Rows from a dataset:
━━━━

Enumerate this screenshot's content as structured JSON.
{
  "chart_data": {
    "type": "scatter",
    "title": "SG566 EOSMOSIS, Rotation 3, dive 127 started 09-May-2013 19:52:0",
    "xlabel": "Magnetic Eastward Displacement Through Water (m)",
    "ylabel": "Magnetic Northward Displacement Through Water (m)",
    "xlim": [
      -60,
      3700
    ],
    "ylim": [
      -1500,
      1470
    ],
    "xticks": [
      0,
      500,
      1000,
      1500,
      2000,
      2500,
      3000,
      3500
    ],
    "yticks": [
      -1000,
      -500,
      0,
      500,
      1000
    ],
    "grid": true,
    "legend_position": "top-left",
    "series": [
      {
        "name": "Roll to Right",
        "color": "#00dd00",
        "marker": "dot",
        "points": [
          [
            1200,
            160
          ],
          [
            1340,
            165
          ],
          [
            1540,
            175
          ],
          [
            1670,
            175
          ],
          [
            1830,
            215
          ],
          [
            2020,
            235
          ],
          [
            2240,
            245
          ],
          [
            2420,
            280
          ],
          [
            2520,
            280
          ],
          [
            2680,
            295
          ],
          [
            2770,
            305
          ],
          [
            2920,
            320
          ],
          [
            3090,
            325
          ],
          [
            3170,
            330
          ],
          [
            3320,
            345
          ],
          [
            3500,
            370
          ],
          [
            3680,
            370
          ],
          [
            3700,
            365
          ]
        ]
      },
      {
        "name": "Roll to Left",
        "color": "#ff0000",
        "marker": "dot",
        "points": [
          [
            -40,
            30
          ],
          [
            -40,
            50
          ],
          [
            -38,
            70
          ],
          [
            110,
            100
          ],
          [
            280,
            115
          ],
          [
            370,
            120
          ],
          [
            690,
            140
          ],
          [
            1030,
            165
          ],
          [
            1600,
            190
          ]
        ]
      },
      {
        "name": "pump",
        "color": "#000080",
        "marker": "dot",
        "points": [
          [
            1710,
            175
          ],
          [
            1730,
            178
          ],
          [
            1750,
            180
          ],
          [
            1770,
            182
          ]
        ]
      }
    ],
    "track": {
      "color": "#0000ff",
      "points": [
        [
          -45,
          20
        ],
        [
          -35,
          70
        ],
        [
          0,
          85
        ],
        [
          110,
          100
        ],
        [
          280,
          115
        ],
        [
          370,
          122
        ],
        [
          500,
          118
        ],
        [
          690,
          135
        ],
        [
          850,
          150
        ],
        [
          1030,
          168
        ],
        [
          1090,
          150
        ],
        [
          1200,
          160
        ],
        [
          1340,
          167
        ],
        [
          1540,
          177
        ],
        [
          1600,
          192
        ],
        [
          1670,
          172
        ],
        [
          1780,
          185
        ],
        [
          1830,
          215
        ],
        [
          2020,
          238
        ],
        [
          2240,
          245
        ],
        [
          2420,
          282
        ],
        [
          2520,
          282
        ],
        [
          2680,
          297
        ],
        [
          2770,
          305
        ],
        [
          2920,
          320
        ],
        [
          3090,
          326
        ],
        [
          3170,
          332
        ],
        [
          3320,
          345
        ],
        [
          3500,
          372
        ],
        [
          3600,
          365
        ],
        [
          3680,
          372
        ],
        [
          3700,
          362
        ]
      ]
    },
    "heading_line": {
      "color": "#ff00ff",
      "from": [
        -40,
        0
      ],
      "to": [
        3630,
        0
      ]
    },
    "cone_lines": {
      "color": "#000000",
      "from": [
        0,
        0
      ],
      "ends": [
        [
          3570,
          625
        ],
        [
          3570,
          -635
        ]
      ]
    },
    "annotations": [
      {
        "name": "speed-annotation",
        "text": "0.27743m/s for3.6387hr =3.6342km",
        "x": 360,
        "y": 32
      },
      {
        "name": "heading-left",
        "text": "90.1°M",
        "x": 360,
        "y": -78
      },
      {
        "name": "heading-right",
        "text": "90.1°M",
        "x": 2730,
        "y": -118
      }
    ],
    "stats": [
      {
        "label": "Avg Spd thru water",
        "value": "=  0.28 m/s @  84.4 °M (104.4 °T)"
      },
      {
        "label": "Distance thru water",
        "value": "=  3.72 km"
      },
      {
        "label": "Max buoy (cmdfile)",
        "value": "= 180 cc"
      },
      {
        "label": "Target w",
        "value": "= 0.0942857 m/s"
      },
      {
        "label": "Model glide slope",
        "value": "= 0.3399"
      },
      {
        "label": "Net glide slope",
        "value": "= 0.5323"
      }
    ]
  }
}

━━━━

Given request: Extract, from the material above, each line holding the word "thru".

Full response:
        "label": "Avg Spd thru water",
        "label": "Distance thru water",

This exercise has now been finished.